Given instruction:
Transcribe the full listing below exactly.

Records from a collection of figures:
-=-=-=-=-

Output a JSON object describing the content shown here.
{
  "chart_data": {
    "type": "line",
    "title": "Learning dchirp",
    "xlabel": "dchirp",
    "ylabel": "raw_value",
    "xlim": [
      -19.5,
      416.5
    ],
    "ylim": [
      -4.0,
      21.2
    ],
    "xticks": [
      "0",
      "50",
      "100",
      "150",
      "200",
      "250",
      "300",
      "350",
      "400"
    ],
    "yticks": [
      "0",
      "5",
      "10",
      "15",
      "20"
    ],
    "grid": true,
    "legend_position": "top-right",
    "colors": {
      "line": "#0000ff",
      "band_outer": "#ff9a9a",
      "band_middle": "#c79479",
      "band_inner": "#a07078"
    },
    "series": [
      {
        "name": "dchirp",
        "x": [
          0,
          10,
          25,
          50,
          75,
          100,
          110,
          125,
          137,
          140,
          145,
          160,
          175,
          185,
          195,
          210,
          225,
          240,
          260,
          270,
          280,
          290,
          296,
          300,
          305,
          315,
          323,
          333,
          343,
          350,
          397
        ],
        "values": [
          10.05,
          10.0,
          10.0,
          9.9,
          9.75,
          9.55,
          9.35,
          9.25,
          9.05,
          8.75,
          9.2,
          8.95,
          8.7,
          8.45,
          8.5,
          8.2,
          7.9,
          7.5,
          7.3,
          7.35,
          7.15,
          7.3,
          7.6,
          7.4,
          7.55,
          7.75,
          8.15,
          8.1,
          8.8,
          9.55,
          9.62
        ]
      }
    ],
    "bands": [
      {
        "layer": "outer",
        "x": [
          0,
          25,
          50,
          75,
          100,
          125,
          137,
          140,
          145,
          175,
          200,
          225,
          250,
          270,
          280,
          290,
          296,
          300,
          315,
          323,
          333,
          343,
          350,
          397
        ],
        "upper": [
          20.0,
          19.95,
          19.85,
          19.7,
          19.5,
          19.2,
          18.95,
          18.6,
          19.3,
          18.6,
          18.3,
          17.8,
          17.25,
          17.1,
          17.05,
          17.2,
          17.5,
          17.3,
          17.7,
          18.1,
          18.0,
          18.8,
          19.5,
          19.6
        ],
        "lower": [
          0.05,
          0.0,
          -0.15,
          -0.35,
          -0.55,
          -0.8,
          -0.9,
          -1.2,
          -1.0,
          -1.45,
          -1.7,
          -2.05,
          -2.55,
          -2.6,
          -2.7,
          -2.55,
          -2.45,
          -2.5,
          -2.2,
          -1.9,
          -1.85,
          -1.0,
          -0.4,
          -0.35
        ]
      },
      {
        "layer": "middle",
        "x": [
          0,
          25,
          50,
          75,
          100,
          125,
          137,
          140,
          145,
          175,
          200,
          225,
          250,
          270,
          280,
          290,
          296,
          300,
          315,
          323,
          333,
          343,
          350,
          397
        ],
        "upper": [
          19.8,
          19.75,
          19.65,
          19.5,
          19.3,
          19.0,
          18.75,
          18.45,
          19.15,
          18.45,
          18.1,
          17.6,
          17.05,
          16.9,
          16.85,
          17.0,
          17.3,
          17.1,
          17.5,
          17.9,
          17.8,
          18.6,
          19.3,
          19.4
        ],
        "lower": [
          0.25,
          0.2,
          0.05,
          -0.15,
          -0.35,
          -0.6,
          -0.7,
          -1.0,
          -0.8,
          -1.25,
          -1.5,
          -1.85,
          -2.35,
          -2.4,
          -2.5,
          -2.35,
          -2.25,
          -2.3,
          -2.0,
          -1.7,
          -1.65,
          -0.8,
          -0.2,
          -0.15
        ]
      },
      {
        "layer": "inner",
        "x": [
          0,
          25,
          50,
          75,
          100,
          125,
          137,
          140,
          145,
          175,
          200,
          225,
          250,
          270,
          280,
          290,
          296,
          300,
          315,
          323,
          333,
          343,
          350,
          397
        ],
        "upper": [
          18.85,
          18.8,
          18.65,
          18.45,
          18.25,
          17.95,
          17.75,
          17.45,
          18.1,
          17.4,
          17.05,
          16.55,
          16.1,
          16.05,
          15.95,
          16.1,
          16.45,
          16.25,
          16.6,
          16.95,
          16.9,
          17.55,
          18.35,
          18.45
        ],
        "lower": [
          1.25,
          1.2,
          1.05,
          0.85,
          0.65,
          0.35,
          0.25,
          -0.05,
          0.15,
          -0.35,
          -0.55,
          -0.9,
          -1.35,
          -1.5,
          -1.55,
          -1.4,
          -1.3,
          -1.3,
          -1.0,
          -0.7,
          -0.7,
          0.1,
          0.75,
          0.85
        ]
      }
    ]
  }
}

-=-=-=-=-

Output of the exercise:
Output a JSON object describing the content shown here.
{
  "chart_data": {
    "type": "line",
    "title": "Learning dchirp",
    "xlabel": "dchirp",
    "ylabel": "raw_value",
    "xlim": [
      -19.5,
      416.5
    ],
    "ylim": [
      -4.0,
      21.2
    ],
    "xticks": [
      "0",
      "50",
      "100",
      "150",
      "200",
      "250",
      "300",
      "350",
      "400"
    ],
    "yticks": [
      "0",
      "5",
      "10",
      "15",
      "20"
    ],
    "grid": true,
    "legend_position": "top-right",
    "colors": {
      "line": "#0000ff",
      "band_outer": "#ff9a9a",
      "band_middle": "#c79479",
      "band_inner": "#a07078"
    },
    "series": [
      {
        "name": "dchirp",
        "x": [
          0,
          10,
          25,
          50,
          75,
          100,
          110,
          125,
          137,
          140,
          145,
          160,
          175,
          185,
          195,
          210,
          225,
          240,
          260,
          270,
          280,
          290,
          296,
          300,
          305,
          315,
          323,
          333,
          343,
          350,
          397
        ],
        "values": [
          10.05,
          10.0,
          10.0,
          9.9,
          9.75,
          9.55,
          9.35,
          9.25,
          9.05,
          8.75,
          9.2,
          8.95,
          8.7,
          8.45,
          8.5,
          8.2,
          7.9,
          7.5,
          7.3,
          7.35,
          7.15,
          7.3,
          7.6,
          7.4,
          7.55,
          7.75,
          8.15,
          8.1,
          8.8,
          9.55,
          9.62
        ]
      }
    ],
    "bands": [
      {
        "layer": "outer",
        "x": [
          0,
          25,
          50,
          75,
          100,
          125,
          137,
          140,
          145,
          175,
          200,
          225,
          250,
          270,
          280,
          290,
          296,
          300,
          315,
          323,
          333,
          343,
          350,
          397
        ],
        "upper": [
          20.0,
          19.95,
          19.85,
          19.7,
          19.5,
          19.2,
          18.95,
          18.6,
          19.3,
          18.6,
          18.3,
          17.8,
          17.25,
          17.1,
          17.05,
          17.2,
          17.5,
          17.3,
          17.7,
          18.1,
          18.0,
          18.8,
          19.5,
          19.6
        ],
        "lower": [
          0.05,
          0.0,
          -0.15,
          -0.35,
          -0.55,
          -0.8,
          -0.9,
          -1.2,
          -1.0,
          -1.45,
          -1.7,
          -2.05,
          -2.55,
          -2.6,
          -2.7,
          -2.55,
          -2.45,
          -2.5,
          -2.2,
          -1.9,
          -1.85,
          -1.0,
          -0.4,
          -0.35
        ]
      },
      {
        "layer": "middle",
        "x": [
          0,
          25,
          50,
          75,
          100,
          125,
          137,
          140,
          145,
          175,
          200,
          225,
          250,
          270,
          280,
          290,
          296,
          300,
          315,
          323,
          333,
          343,
          350,
          397
        ],
        "upper": [
          19.8,
          19.75,
          19.65,
          19.5,
          19.3,
          19.0,
          18.75,
          18.45,
          19.15,
          18.45,
          18.1,
          17.6,
          17.05,
          16.9,
          16.85,
          17.0,
          17.3,
          17.1,
          17.5,
          17.9,
          17.8,
          18.6,
          19.3,
          19.4
        ],
        "lower": [
          0.25,
          0.2,
          0.05,
          -0.15,
          -0.35,
          -0.6,
          -0.7,
          -1.0,
          -0.8,
          -1.25,
          -1.5,
          -1.85,
          -2.35,
          -2.4,
          -2.5,
          -2.35,
          -2.25,
          -2.3,
          -2.0,
          -1.7,
          -1.65,
          -0.8,
          -0.2,
          -0.15
        ]
      },
      {
        "layer": "inner",
        "x": [
          0,
          25,
          50,
          75,
          100,
          125,
          137,
          140,
          145,
          175,
          200,
          225,
          250,
          270,
          280,
          290,
          296,
          300,
          315,
          323,
          333,
          343,
          350,
          397
        ],
        "upper": [
          18.85,
          18.8,
          18.65,
          18.45,
          18.25,
          17.95,
          17.75,
          17.45,
          18.1,
          17.4,
          17.05,
          16.55,
          16.1,
          16.05,
          15.95,
          16.1,
          16.45,
          16.25,
          16.6,
          16.95,
          16.9,
          17.55,
          18.35,
          18.45
        ],
        "lower": [
          1.25,
          1.2,
          1.05,
          0.85,
          0.65,
          0.35,
          0.25,
          -0.05,
          0.15,
          -0.35,
          -0.55,
          -0.9,
          -1.35,
          -1.5,
          -1.55,
          -1.4,
          -1.3,
          -1.3,
          -1.0,
          -0.7,
          -0.7,
          0.1,
          0.75,
          0.85
        ]
      }
    ]
  }
}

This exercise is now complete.